Pull each line containing "сфере" out of the data and copy it.

_INPUT_.
----------
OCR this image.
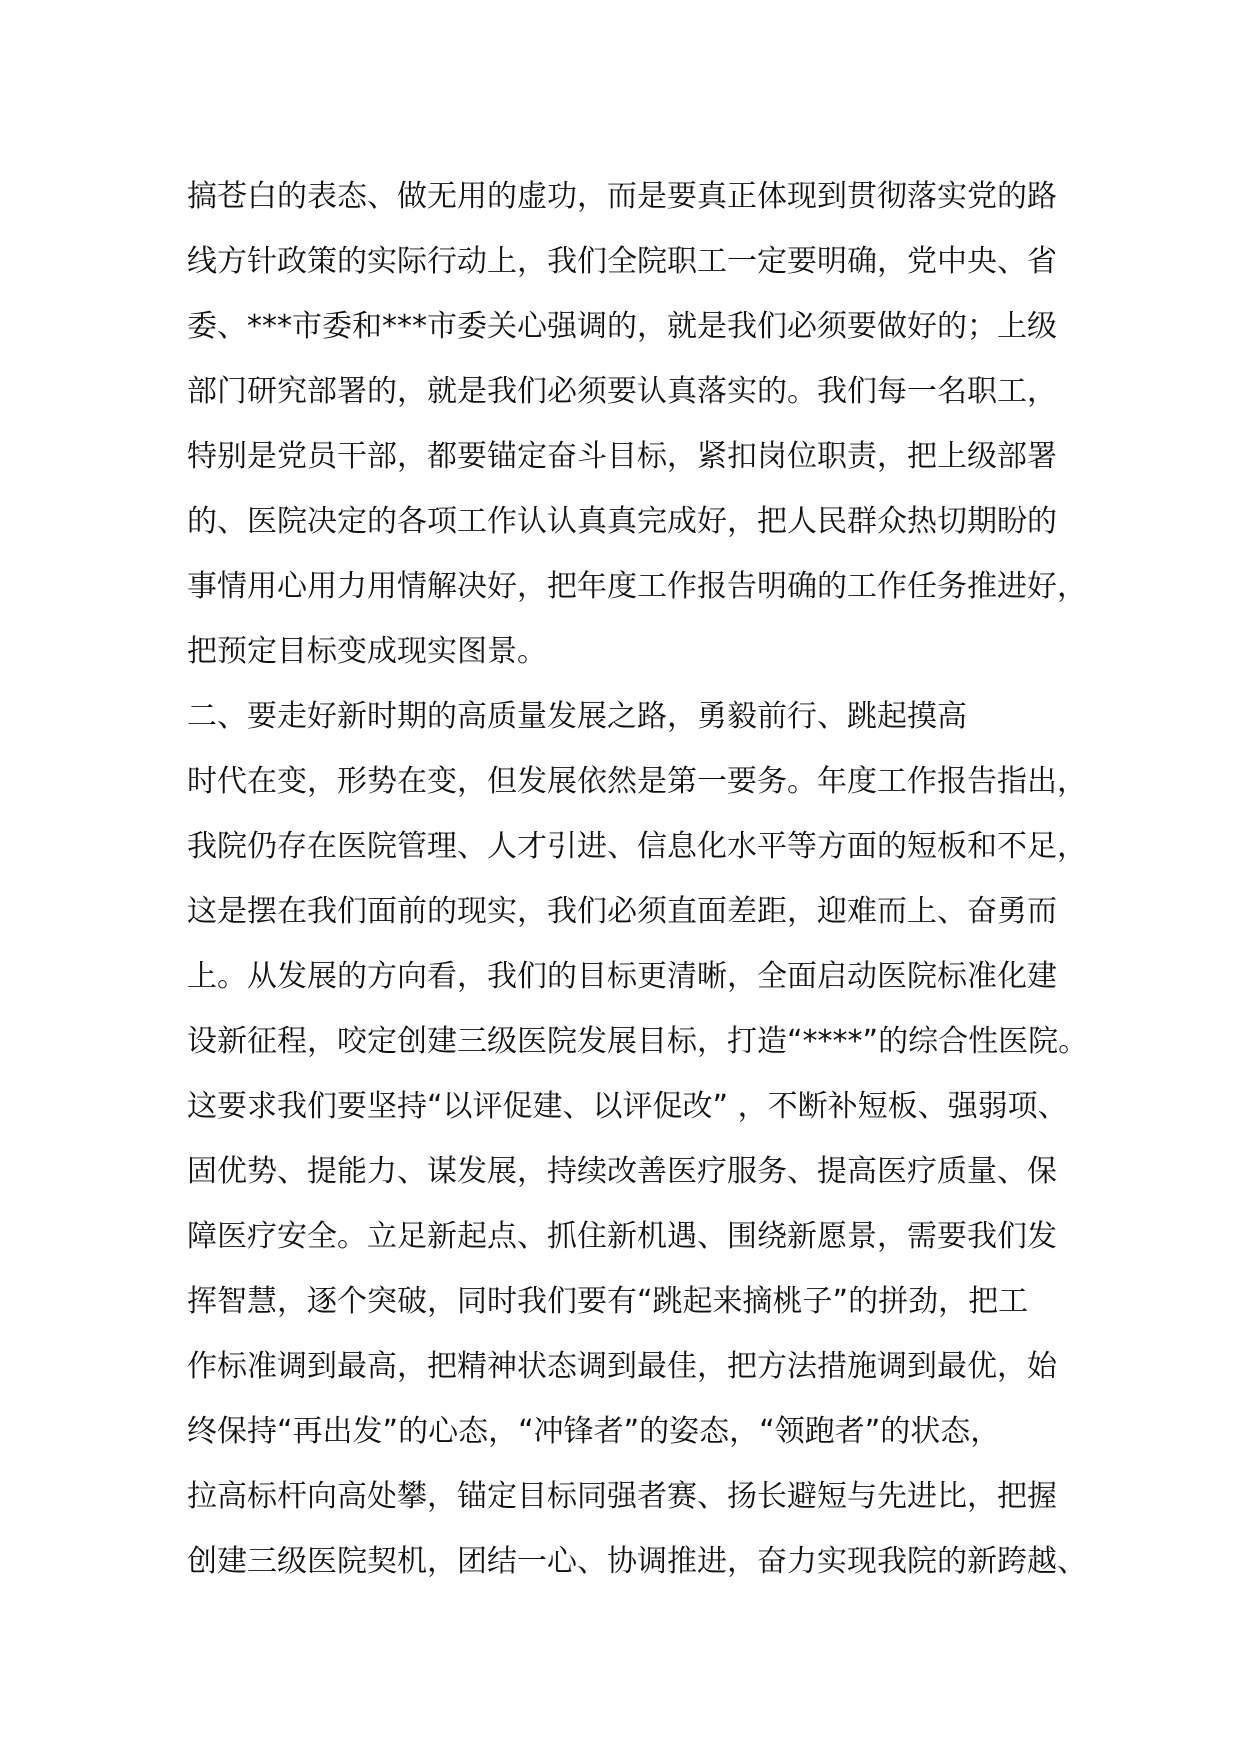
搞苍白的表态、做无用的虚功，而是要真正体现到贯彻落实党的路
线方针政策的实际行动上，我们全院职工一定要明确，党中央、省
委、***市委和***市委关心强调的，就是我们必须要做好的；上级
部门研究部署的，就是我们必须要认真落实的。我们每一名职工，
特别是党员干部，都要锚定奋斗目标，紧扣岗位职责，把上级部署
的、医院决定的各项工作认认真真完成好，把人民群众热切期盼的
事情用心用力用情解决好，把年度工作报告明确的工作任务推进好，
把预定目标变成现实图景。
二、要走好新时期的高质量发展之路，勇毅前行、跳起摸高
时代在变，形势在变，但发展依然是第一要务。年度工作报告指出，
我院仍存在医院管理、人才引进、信息化水平等方面的短板和不足，
这是摆在我们面前的现实，我们必须直面差距，迎难而上、奋勇而
上。从发展的方向看，我们的目标更清晰，全面启动医院标准化建
设新征程，咬定创建三级医院发展目标，打造“****”的综合性医院。
这要求我们要坚持“以评促建、以评促改” ，不断补短板、强弱项、
固优势、提能力、谋发展，持续改善医疗服务、提高医疗质量、保
障医疗安全。立足新起点、抓住新机遇、围绕新愿景，需要我们发
挥智慧，逐个突破，同时我们要有“跳起来摘桃子”的拼劲，把工
作标准调到最高，把精神状态调到最佳，把方法措施调到最优，始
终保持“再出发”的心态，“冲锋者”的姿态，“领跑者”的状态，
拉高标杆向高处攀，锚定目标同强者赛、扬长避短与先进比，把握
创建三级医院契机，团结一心、协调推进，奋力实现我院的新跨越、
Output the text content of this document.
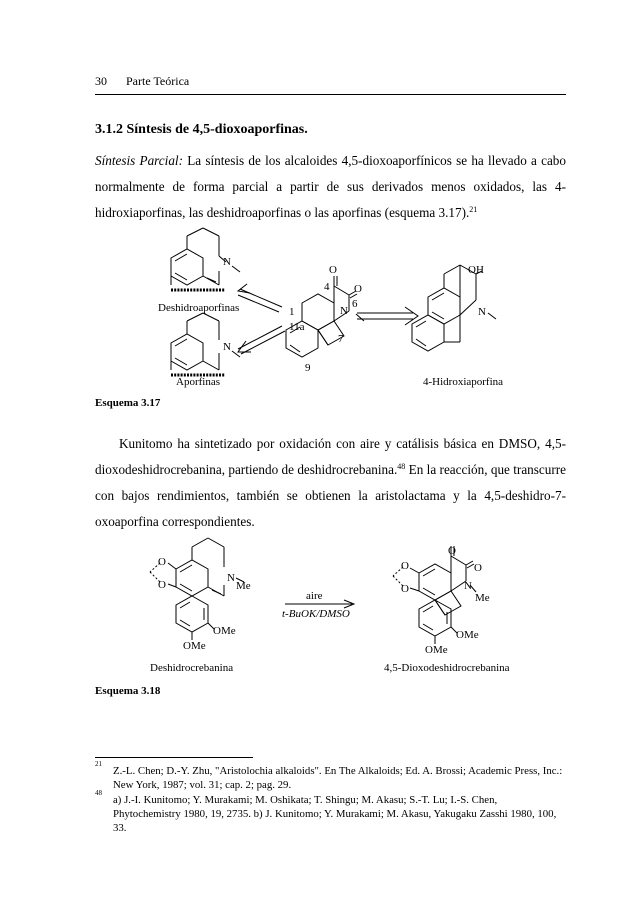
30 Parte Teórica
3.1.2 Síntesis de 4,5-dioxoaporfinas.
Síntesis Parcial: La síntesis de los alcaloides 4,5-dioxoaporfínicos se ha llevado a cabo
normalmente de forma parcial a partir de sus derivados menos oxidados, las 4-
hidroxiaporfinas, las deshidroaporfinas o las aporfinas (esquema 3.17).$^{21}$
N
N
Deshidroaporfinas
Aporfinas
O
O
N
4
6
1
11a
7
9
OH
N
4-Hidroxiaporfina
Esquema 3.17
Kunitomo ha sintetizado por oxidación con aire y catálisis básica en DMSO, 4,5-
dioxodeshidrocrebanina, partiendo de deshidrocrebanina.$^{48}$ En la reacción, que transcurre
con bajos rendimientos, también se obtienen la aristolactama y la 4,5-deshidro-7-
oxoaporfina correspondientes.
O
O
N
Me
OMe
OMe
Deshidrocrebanina
aire
t-BuOK/DMSO
O
O
O
O	N
Me
OMe
OMe
4,5-Dioxodeshidrocrebanina
Esquema 3.18
21
Z.-L. Chen; D.-Y. Zhu, "Aristolochia alkaloids". En The Alkaloids; Ed. A. Brossi; Academic Press, Inc.: New York, 1987; vol. 31; cap. 2; pag. 29.
48
a) J.-I. Kunitomo; Y. Murakami; M. Oshikata; T. Shingu; M. Akasu; S.-T. Lu; I.-S. Chen, Phytochemistry 1980, 19, 2735. b) J. Kunitomo; Y. Murakami; M. Akasu, Yakugaku Zasshi 1980, 100, 33.
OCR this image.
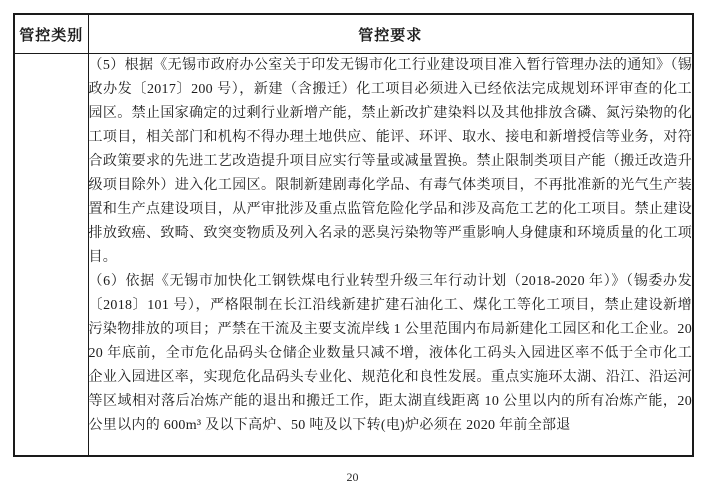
管控类别	管控要求

	（5）根据《无锡市政府办公室关于印发无锡市化工行业建设项目准入暂行管理办法的通知》（锡政办发〔2017〕200 号），新建（含搬迁）化工项目必须进入已经依法完成规划环评审查的化工园区。禁止国家确定的过剩行业新增产能，禁止新改扩建染料以及其他排放含磷、氮污染物的化工项目，相关部门和机构不得办理土地供应、能评、环评、取水、接电和新增授信等业务，对符合政策要求的先进工艺改造提升项目应实行等量或减量置换。禁止限制类项目产能（搬迁改造升级项目除外）进入化工园区。限制新建剧毒化学品、有毒气体类项目，不再批准新的光气生产装置和生产点建设项目，从严审批涉及重点监管危险化学品和涉及高危工艺的化工项目。禁止建设排放致癌、致畸、致突变物质及列入名录的恶臭污染物等严重影响人身健康和环境质量的化工项目。

（6）依据《无锡市加快化工钢铁煤电行业转型升级三年行动计划（2018-2020 年）》（锡委办发〔2018〕101 号），严格限制在长江沿线新建扩建石油化工、煤化工等化工项目，禁止建设新增污染物排放的项目；严禁在干流及主要支流岸线 1 公里范围内布局新建化工园区和化工企业。2020 年底前，全市危化品码头仓储企业数量只减不增，液体化工码头入园进区率不低于全市化工企业入园进区率，实现危化品码头专业化、规范化和良性发展。重点实施环太湖、沿江、沿运河等区域相对落后冶炼产能的退出和搬迁工作，距太湖直线距离 10 公里以内的所有冶炼产能，20 公里以内的 600m³ 及以下高炉、50 吨及以下转(电)炉必须在 2020 年前全部退

20
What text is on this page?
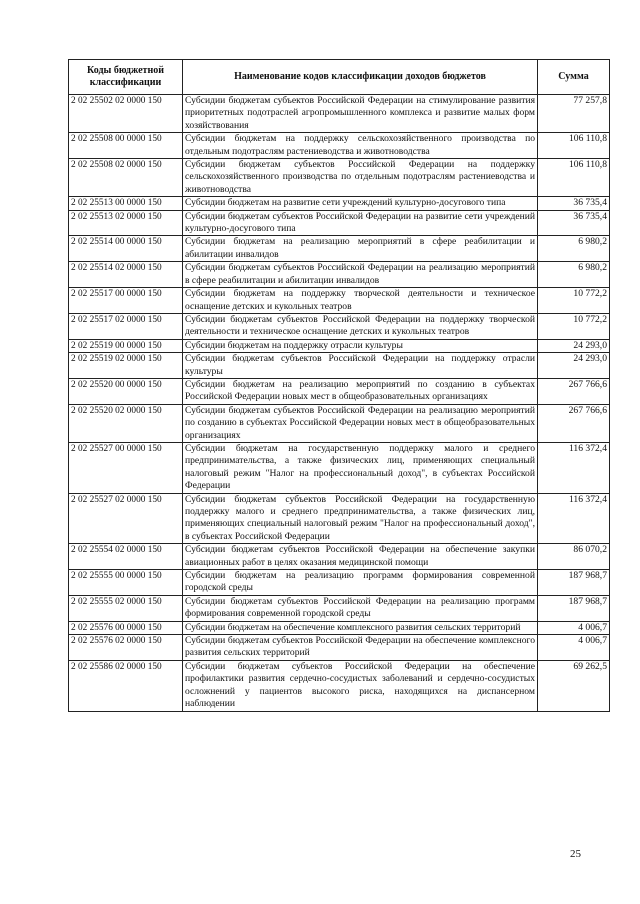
Коды бюджетной классификации	Наименование кодов классификации доходов бюджетов	Сумма
2 02 25502 02 0000 150	Субсидии бюджетам субъектов Российской Федерации на стимулирование развития приоритетных подотраслей агропромышленного комплекса и развитие малых форм хозяйствования	77 257,8
2 02 25508 00 0000 150	Субсидии бюджетам на поддержку сельскохозяйственного производства по отдельным подотраслям растениеводства и животноводства	106 110,8
2 02 25508 02 0000 150	Субсидии бюджетам субъектов Российской Федерации на поддержку сельскохозяйственного производства по отдельным подотраслям растениеводства и животноводства	106 110,8
2 02 25513 00 0000 150	Субсидии бюджетам на развитие сети учреждений культурно-досугового типа	36 735,4
2 02 25513 02 0000 150	Субсидии бюджетам субъектов Российской Федерации на развитие сети учреждений культурно-досугового типа	36 735,4
2 02 25514 00 0000 150	Субсидии бюджетам на реализацию мероприятий в сфере реабилитации и абилитации инвалидов	6 980,2
2 02 25514 02 0000 150	Субсидии бюджетам субъектов Российской Федерации на реализацию мероприятий в сфере реабилитации и абилитации инвалидов	6 980,2
2 02 25517 00 0000 150	Субсидии бюджетам на поддержку творческой деятельности и техническое оснащение детских и кукольных театров	10 772,2
2 02 25517 02 0000 150	Субсидии бюджетам субъектов Российской Федерации на поддержку творческой деятельности и техническое оснащение детских и кукольных театров	10 772,2
2 02 25519 00 0000 150	Субсидии бюджетам на поддержку отрасли культуры	24 293,0
2 02 25519 02 0000 150	Субсидии бюджетам субъектов Российской Федерации на поддержку отрасли культуры	24 293,0
2 02 25520 00 0000 150	Субсидии бюджетам на реализацию мероприятий по созданию в субъектах Российской Федерации новых мест в общеобразовательных организациях	267 766,6
2 02 25520 02 0000 150	Субсидии бюджетам субъектов Российской Федерации на реализацию мероприятий по созданию в субъектах Российской Федерации новых мест в общеобразовательных организациях	267 766,6
2 02 25527 00 0000 150	Субсидии бюджетам на государственную поддержку малого и среднего предпринимательства, а также физических лиц, применяющих специальный налоговый режим "Налог на профессиональный доход", в субъектах Российской Федерации	116 372,4
2 02 25527 02 0000 150	Субсидии бюджетам субъектов Российской Федерации на государственную поддержку малого и среднего предпринимательства, а также физических лиц, применяющих специальный налоговый режим "Налог на профессиональный доход", в субъектах Российской Федерации	116 372,4
2 02 25554 02 0000 150	Субсидии бюджетам субъектов Российской Федерации на обеспечение закупки авиационных работ в целях оказания медицинской помощи	86 070,2
2 02 25555 00 0000 150	Субсидии бюджетам на реализацию программ формирования современной городской среды	187 968,7
2 02 25555 02 0000 150	Субсидии бюджетам субъектов Российской Федерации на реализацию программ формирования современной городской среды	187 968,7
2 02 25576 00 0000 150	Субсидии бюджетам на обеспечение комплексного развития сельских территорий	4 006,7
2 02 25576 02 0000 150	Субсидии бюджетам субъектов Российской Федерации на обеспечение комплексного развития сельских территорий	4 006,7
2 02 25586 02 0000 150	Субсидии бюджетам субъектов Российской Федерации на обеспечение профилактики развития сердечно-сосудистых заболеваний и сердечно-сосудистых осложнений у пациентов высокого риска, находящихся на диспансерном наблюдении	69 262,5
25
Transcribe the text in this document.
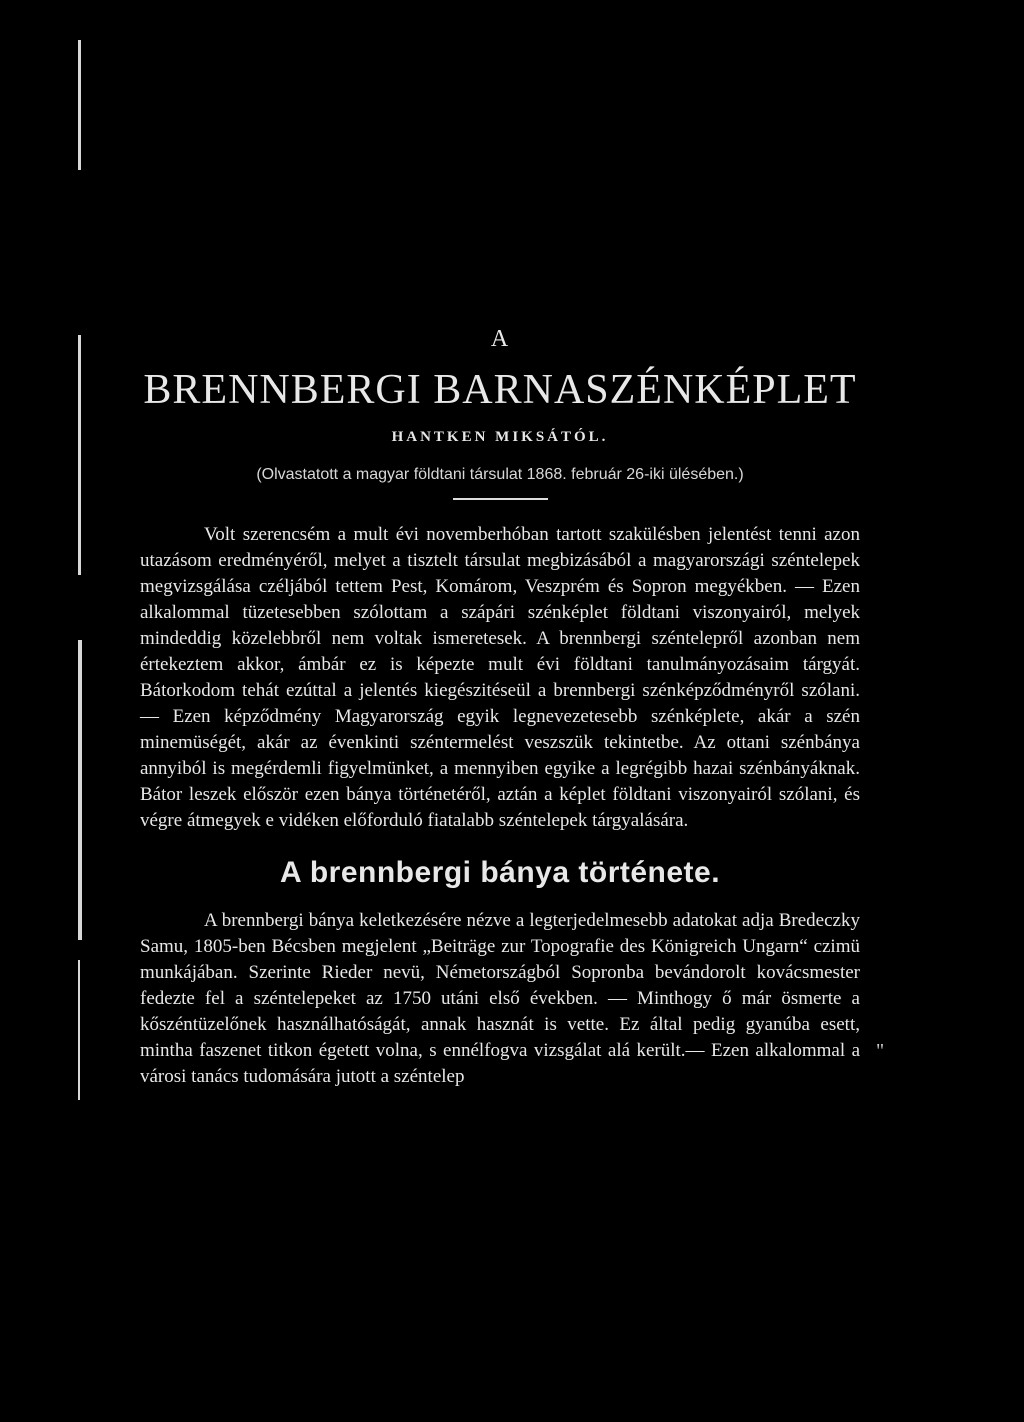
"
A
BRENNBERGI BARNASZÉNKÉPLET
HANTKEN MIKSÁTÓL.
(Olvastatott a magyar földtani társulat 1868. február 26-iki ülésében.)

Volt szerencsém a mult évi novemberhóban tartott szakülésben jelentést tenni azon utazásom eredményéről, melyet a tisztelt társulat megbizásából a magyarországi széntelepek megvizsgálása czéljából tettem Pest, Komárom, Veszprém és Sopron megyékben. — Ezen alkalommal tüzetesebben szólottam a szápári szénképlet földtani viszonyairól, melyek mindeddig közelebbről nem voltak ismeretesek. A brennbergi széntelepről azonban nem értekeztem akkor, ámbár ez is képezte mult évi földtani tanulmányozásaim tárgyát. Bátorkodom tehát ezúttal a jelentés kiegészitéseül a brennbergi szénképződményről szólani. — Ezen képződmény Magyarország egyik legnevezetesebb szénképlete, akár a szén minemüségét, akár az évenkinti széntermelést veszszük tekintetbe. Az ottani szénbánya annyiból is megérdemli figyelmünket, a mennyiben egyike a legrégibb hazai szénbányáknak. Bátor leszek először ezen bánya történetéről, aztán a képlet földtani viszonyairól szólani, és végre átmegyek e vidéken előforduló fiatalabb széntelepek tárgyalására.

A brennbergi bánya története.

A brennbergi bánya keletkezésére nézve a legterjedelmesebb adatokat adja Bredeczky Samu, 1805-ben Bécsben megjelent „Beiträge zur Topografie des Königreich Ungarn“ czimü munkájában. Szerinte Rieder nevü, Németországból Sopronba bevándorolt kovácsmester fedezte fel a széntelepeket az 1750 utáni első években. — Minthogy ő már ösmerte a kőszéntüzelőnek használhatóságát, annak hasznát is vette. Ez által pedig gyanúba esett, mintha faszenet titkon égetett volna, s ennélfogva vizsgálat alá került.— Ezen alkalommal a városi tanács tudomására jutott a széntelep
----------
_FULL SOLUTION_.
2 02 25514 00 0000 150	Субсидии бюджетам на реализацию мероприятий в сфере реабилитации и абилитации инвалидов	6 980,2
2 02 25514 02 0000 150	Субсидии бюджетам субъектов Российской Федерации на реализацию мероприятий в сфере реабилитации и абилитации инвалидов	6 980,2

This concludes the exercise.